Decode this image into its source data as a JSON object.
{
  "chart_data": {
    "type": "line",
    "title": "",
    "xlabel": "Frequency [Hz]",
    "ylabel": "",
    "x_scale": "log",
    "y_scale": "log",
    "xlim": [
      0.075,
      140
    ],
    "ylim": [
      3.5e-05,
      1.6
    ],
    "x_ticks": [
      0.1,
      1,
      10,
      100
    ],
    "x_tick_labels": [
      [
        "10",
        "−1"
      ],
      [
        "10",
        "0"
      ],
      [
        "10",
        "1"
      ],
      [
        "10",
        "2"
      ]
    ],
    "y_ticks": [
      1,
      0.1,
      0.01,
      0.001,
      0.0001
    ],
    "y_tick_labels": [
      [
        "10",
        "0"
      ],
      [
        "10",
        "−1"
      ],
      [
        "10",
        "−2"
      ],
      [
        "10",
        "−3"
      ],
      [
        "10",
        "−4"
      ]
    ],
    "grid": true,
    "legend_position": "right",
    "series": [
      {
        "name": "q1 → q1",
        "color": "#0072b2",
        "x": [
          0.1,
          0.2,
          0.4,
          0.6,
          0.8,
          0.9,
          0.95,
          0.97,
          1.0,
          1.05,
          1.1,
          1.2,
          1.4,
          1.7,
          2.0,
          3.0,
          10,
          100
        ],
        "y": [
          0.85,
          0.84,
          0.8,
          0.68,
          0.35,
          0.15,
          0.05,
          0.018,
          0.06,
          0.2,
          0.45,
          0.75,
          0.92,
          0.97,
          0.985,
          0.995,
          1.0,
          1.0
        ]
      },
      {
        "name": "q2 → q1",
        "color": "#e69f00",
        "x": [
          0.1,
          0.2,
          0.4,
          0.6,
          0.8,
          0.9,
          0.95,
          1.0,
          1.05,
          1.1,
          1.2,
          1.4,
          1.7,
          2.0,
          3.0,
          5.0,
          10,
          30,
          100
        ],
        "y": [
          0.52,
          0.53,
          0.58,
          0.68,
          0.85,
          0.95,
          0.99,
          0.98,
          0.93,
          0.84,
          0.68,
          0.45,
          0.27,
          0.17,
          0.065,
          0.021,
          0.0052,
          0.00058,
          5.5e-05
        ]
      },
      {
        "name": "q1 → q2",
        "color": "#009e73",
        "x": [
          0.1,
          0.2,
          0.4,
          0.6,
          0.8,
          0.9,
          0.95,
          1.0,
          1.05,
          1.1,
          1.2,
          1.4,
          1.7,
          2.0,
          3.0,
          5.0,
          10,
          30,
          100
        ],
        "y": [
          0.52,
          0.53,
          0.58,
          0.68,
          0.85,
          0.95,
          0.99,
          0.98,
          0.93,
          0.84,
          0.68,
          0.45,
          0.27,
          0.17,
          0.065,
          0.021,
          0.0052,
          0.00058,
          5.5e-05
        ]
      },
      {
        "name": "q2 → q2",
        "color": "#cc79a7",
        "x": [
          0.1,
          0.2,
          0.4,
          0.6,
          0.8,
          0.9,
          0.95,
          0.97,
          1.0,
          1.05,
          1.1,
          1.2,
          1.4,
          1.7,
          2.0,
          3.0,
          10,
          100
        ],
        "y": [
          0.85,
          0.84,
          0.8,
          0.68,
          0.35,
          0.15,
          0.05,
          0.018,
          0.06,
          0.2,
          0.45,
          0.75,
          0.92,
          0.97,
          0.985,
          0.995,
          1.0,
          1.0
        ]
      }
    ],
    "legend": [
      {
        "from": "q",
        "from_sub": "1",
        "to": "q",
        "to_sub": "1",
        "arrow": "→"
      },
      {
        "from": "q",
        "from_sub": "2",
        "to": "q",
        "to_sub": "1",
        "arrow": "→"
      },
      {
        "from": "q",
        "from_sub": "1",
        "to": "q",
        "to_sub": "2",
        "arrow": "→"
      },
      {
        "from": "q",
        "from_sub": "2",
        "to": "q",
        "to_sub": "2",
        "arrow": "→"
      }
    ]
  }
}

○ ○ ○

### Exercise:
Reproduce every record, matching each line exactly.

### Solved exercise:
Decode this image into its source data as a JSON object.
{
  "chart_data": {
    "type": "line",
    "title": "",
    "xlabel": "Frequency [Hz]",
    "ylabel": "",
    "x_scale": "log",
    "y_scale": "log",
    "xlim": [
      0.075,
      140
    ],
    "ylim": [
      3.5e-05,
      1.6
    ],
    "x_ticks": [
      0.1,
      1,
      10,
      100
    ],
    "x_tick_labels": [
      [
        "10",
        "−1"
      ],
      [
        "10",
        "0"
      ],
      [
        "10",
        "1"
      ],
      [
        "10",
        "2"
      ]
    ],
    "y_ticks": [
      1,
      0.1,
      0.01,
      0.001,
      0.0001
    ],
    "y_tick_labels": [
      [
        "10",
        "0"
      ],
      [
        "10",
        "−1"
      ],
      [
        "10",
        "−2"
      ],
      [
        "10",
        "−3"
      ],
      [
        "10",
        "−4"
      ]
    ],
    "grid": true,
    "legend_position": "right",
    "series": [
      {
        "name": "q1 → q1",
        "color": "#0072b2",
        "x": [
          0.1,
          0.2,
          0.4,
          0.6,
          0.8,
          0.9,
          0.95,
          0.97,
          1.0,
          1.05,
          1.1,
          1.2,
          1.4,
          1.7,
          2.0,
          3.0,
          10,
          100
        ],
        "y": [
          0.85,
          0.84,
          0.8,
          0.68,
          0.35,
          0.15,
          0.05,
          0.018,
          0.06,
          0.2,
          0.45,
          0.75,
          0.92,
          0.97,
          0.985,
          0.995,
          1.0,
          1.0
        ]
      },
      {
        "name": "q2 → q1",
        "color": "#e69f00",
        "x": [
          0.1,
          0.2,
          0.4,
          0.6,
          0.8,
          0.9,
          0.95,
          1.0,
          1.05,
          1.1,
          1.2,
          1.4,
          1.7,
          2.0,
          3.0,
          5.0,
          10,
          30,
          100
        ],
        "y": [
          0.52,
          0.53,
          0.58,
          0.68,
          0.85,
          0.95,
          0.99,
          0.98,
          0.93,
          0.84,
          0.68,
          0.45,
          0.27,
          0.17,
          0.065,
          0.021,
          0.0052,
          0.00058,
          5.5e-05
        ]
      },
      {
        "name": "q1 → q2",
        "color": "#009e73",
        "x": [
          0.1,
          0.2,
          0.4,
          0.6,
          0.8,
          0.9,
          0.95,
          1.0,
          1.05,
          1.1,
          1.2,
          1.4,
          1.7,
          2.0,
          3.0,
          5.0,
          10,
          30,
          100
        ],
        "y": [
          0.52,
          0.53,
          0.58,
          0.68,
          0.85,
          0.95,
          0.99,
          0.98,
          0.93,
          0.84,
          0.68,
          0.45,
          0.27,
          0.17,
          0.065,
          0.021,
          0.0052,
          0.00058,
          5.5e-05
        ]
      },
      {
        "name": "q2 → q2",
        "color": "#cc79a7",
        "x": [
          0.1,
          0.2,
          0.4,
          0.6,
          0.8,
          0.9,
          0.95,
          0.97,
          1.0,
          1.05,
          1.1,
          1.2,
          1.4,
          1.7,
          2.0,
          3.0,
          10,
          100
        ],
        "y": [
          0.85,
          0.84,
          0.8,
          0.68,
          0.35,
          0.15,
          0.05,
          0.018,
          0.06,
          0.2,
          0.45,
          0.75,
          0.92,
          0.97,
          0.985,
          0.995,
          1.0,
          1.0
        ]
      }
    ],
    "legend": [
      {
        "from": "q",
        "from_sub": "1",
        "to": "q",
        "to_sub": "1",
        "arrow": "→"
      },
      {
        "from": "q",
        "from_sub": "2",
        "to": "q",
        "to_sub": "1",
        "arrow": "→"
      },
      {
        "from": "q",
        "from_sub": "1",
        "to": "q",
        "to_sub": "2",
        "arrow": "→"
      },
      {
        "from": "q",
        "from_sub": "2",
        "to": "q",
        "to_sub": "2",
        "arrow": "→"
      }
    ]
  }
}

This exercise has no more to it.